Structured figure records
------------------------------------

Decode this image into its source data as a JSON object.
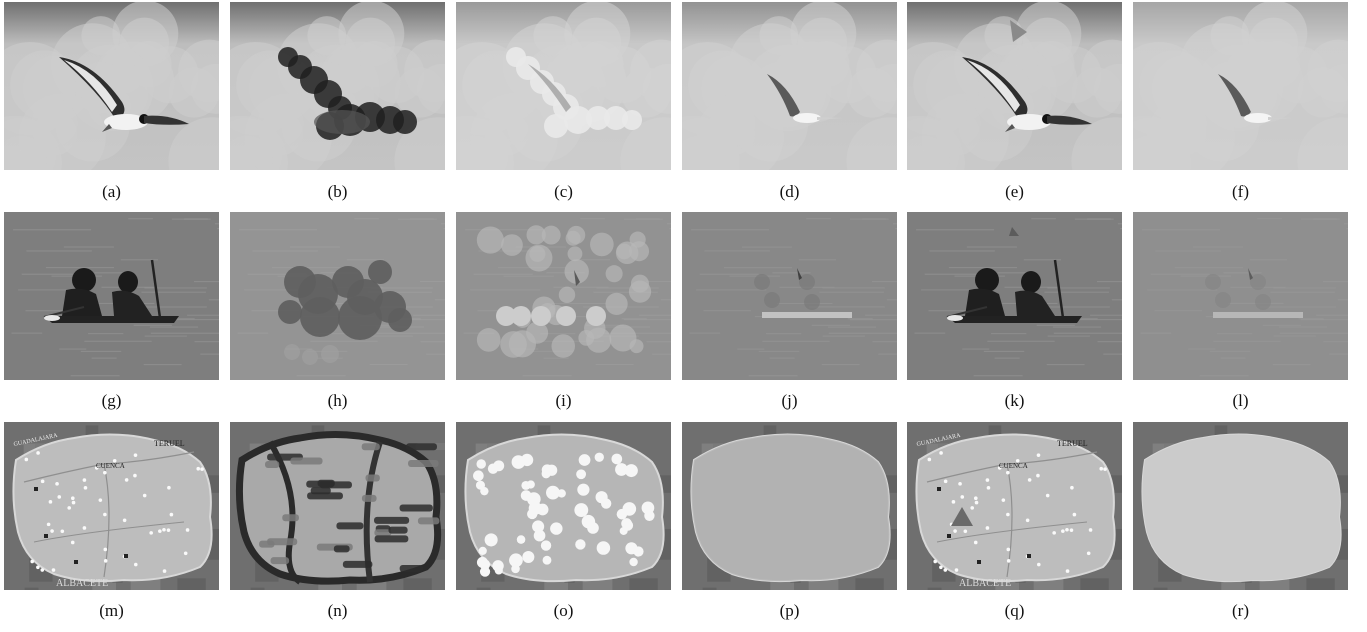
{
  "figure": {
    "panels": [
      {
        "id": "a",
        "label": "(a)",
        "scene": "seagull",
        "variant": "original"
      },
      {
        "id": "b",
        "label": "(b)",
        "scene": "seagull",
        "variant": "dark-blobs"
      },
      {
        "id": "c",
        "label": "(c)",
        "scene": "seagull",
        "variant": "bright-blobs"
      },
      {
        "id": "d",
        "label": "(d)",
        "scene": "seagull",
        "variant": "faint"
      },
      {
        "id": "e",
        "label": "(e)",
        "scene": "seagull",
        "variant": "original-triangle"
      },
      {
        "id": "f",
        "label": "(f)",
        "scene": "seagull",
        "variant": "faint-light"
      },
      {
        "id": "g",
        "label": "(g)",
        "scene": "kayak",
        "variant": "original"
      },
      {
        "id": "h",
        "label": "(h)",
        "scene": "kayak",
        "variant": "dark-blobs"
      },
      {
        "id": "i",
        "label": "(i)",
        "scene": "kayak",
        "variant": "bright-blobs"
      },
      {
        "id": "j",
        "label": "(j)",
        "scene": "kayak",
        "variant": "faint"
      },
      {
        "id": "k",
        "label": "(k)",
        "scene": "kayak",
        "variant": "original-triangle"
      },
      {
        "id": "l",
        "label": "(l)",
        "scene": "kayak",
        "variant": "faint-light"
      },
      {
        "id": "m",
        "label": "(m)",
        "scene": "map",
        "variant": "original"
      },
      {
        "id": "n",
        "label": "(n)",
        "scene": "map",
        "variant": "dark-blobs"
      },
      {
        "id": "o",
        "label": "(o)",
        "scene": "map",
        "variant": "bright-blobs"
      },
      {
        "id": "p",
        "label": "(p)",
        "scene": "map",
        "variant": "faint"
      },
      {
        "id": "q",
        "label": "(q)",
        "scene": "map",
        "variant": "original-triangle"
      },
      {
        "id": "r",
        "label": "(r)",
        "scene": "map",
        "variant": "faint-light"
      }
    ],
    "map_text": {
      "cuenca": "CUENCA",
      "teruel": "TERUEL",
      "albacete": "ALBACETE",
      "guadalajara": "GUADALAJARA"
    },
    "colors": {
      "sky_top": "#6e6e6e",
      "cloud": "#c9c9c9",
      "water": "#7d7d7d",
      "map_land": "#b9b9b9",
      "map_dark": "#5a5a5a"
    }
  }
}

------------------------------------

→ **PROBLEM TO SOLVE**: Your copy of the data above should match it exactly, except that pictures are left out.

→ **SOLUTION BELOW**:
Decode this image into its source data as a JSON object.
{
  "figure": {
    "panels": [
      {
        "id": "a",
        "label": "(a)",
        "scene": "seagull",
        "variant": "original"
      },
      {
        "id": "b",
        "label": "(b)",
        "scene": "seagull",
        "variant": "dark-blobs"
      },
      {
        "id": "c",
        "label": "(c)",
        "scene": "seagull",
        "variant": "bright-blobs"
      },
      {
        "id": "d",
        "label": "(d)",
        "scene": "seagull",
        "variant": "faint"
      },
      {
        "id": "e",
        "label": "(e)",
        "scene": "seagull",
        "variant": "original-triangle"
      },
      {
        "id": "f",
        "label": "(f)",
        "scene": "seagull",
        "variant": "faint-light"
      },
      {
        "id": "g",
        "label": "(g)",
        "scene": "kayak",
        "variant": "original"
      },
      {
        "id": "h",
        "label": "(h)",
        "scene": "kayak",
        "variant": "dark-blobs"
      },
      {
        "id": "i",
        "label": "(i)",
        "scene": "kayak",
        "variant": "bright-blobs"
      },
      {
        "id": "j",
        "label": "(j)",
        "scene": "kayak",
        "variant": "faint"
      },
      {
        "id": "k",
        "label": "(k)",
        "scene": "kayak",
        "variant": "original-triangle"
      },
      {
        "id": "l",
        "label": "(l)",
        "scene": "kayak",
        "variant": "faint-light"
      },
      {
        "id": "m",
        "label": "(m)",
        "scene": "map",
        "variant": "original"
      },
      {
        "id": "n",
        "label": "(n)",
        "scene": "map",
        "variant": "dark-blobs"
      },
      {
        "id": "o",
        "label": "(o)",
        "scene": "map",
        "variant": "bright-blobs"
      },
      {
        "id": "p",
        "label": "(p)",
        "scene": "map",
        "variant": "faint"
      },
      {
        "id": "q",
        "label": "(q)",
        "scene": "map",
        "variant": "original-triangle"
      },
      {
        "id": "r",
        "label": "(r)",
        "scene": "map",
        "variant": "faint-light"
      }
    ],
    "map_text": {
      "cuenca": "CUENCA",
      "teruel": "TERUEL",
      "albacete": "ALBACETE",
      "guadalajara": "GUADALAJARA"
    },
    "colors": {
      "sky_top": "#6e6e6e",
      "cloud": "#c9c9c9",
      "water": "#7d7d7d",
      "map_land": "#b9b9b9",
      "map_dark": "#5a5a5a"
    }
  }
}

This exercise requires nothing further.